Data records:

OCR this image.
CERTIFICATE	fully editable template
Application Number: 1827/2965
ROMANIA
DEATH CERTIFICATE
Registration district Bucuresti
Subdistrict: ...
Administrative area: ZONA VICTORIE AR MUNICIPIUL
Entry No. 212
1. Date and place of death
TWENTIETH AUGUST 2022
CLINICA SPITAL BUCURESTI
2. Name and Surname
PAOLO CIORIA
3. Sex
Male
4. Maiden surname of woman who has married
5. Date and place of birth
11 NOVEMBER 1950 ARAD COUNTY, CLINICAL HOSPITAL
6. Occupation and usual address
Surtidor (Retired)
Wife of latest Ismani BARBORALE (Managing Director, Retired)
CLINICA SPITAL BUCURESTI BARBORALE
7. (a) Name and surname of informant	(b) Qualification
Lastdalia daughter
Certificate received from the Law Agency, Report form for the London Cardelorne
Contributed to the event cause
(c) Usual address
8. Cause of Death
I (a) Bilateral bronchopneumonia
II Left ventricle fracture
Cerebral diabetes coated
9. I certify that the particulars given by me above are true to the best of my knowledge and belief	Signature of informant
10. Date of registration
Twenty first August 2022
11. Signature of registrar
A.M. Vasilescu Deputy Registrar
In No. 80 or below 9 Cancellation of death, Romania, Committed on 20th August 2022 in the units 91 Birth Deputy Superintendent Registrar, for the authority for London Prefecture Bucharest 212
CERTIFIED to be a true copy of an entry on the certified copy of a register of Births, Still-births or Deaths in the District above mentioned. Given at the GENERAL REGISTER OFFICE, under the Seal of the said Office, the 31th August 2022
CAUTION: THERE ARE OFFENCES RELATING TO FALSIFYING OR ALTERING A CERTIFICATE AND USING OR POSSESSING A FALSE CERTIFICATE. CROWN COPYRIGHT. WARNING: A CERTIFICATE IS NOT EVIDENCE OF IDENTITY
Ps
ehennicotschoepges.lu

PROBLEM REQUIREMENTS :: Copy out each record from above, exactly.

REPLY ::
OCR this image.
CERTIFICATE	fully editable template
Application Number: 1827/2965
ROMANIA
DEATH CERTIFICATE
Registration district Bucuresti
Subdistrict: ...
Administrative area: ZONA VICTORIE AR MUNICIPIUL
Entry No. 212
1. Date and place of death
TWENTIETH AUGUST 2022
CLINICA SPITAL BUCURESTI
2. Name and Surname
PAOLO CIORIA
3. Sex
Male
4. Maiden surname of woman who has married
5. Date and place of birth
11 NOVEMBER 1950 ARAD COUNTY, CLINICAL HOSPITAL
6. Occupation and usual address
Surtidor (Retired)
Wife of latest Ismani BARBORALE (Managing Director, Retired)
CLINICA SPITAL BUCURESTI BARBORALE
7. (a) Name and surname of informant	(b) Qualification
Lastdalia daughter
Certificate received from the Law Agency, Report form for the London Cardelorne
Contributed to the event cause
(c) Usual address
8. Cause of Death
I (a) Bilateral bronchopneumonia
II Left ventricle fracture
Cerebral diabetes coated
9. I certify that the particulars given by me above are true to the best of my knowledge and belief	Signature of informant
10. Date of registration
Twenty first August 2022
11. Signature of registrar
A.M. Vasilescu Deputy Registrar
In No. 80 or below 9 Cancellation of death, Romania, Committed on 20th August 2022 in the units 91 Birth Deputy Superintendent Registrar, for the authority for London Prefecture Bucharest 212
CERTIFIED to be a true copy of an entry on the certified copy of a register of Births, Still-births or Deaths in the District above mentioned. Given at the GENERAL REGISTER OFFICE, under the Seal of the said Office, the 31th August 2022
CAUTION: THERE ARE OFFENCES RELATING TO FALSIFYING OR ALTERING A CERTIFICATE AND USING OR POSSESSING A FALSE CERTIFICATE. CROWN COPYRIGHT. WARNING: A CERTIFICATE IS NOT EVIDENCE OF IDENTITY
Ps
ehennicotschoepges.lu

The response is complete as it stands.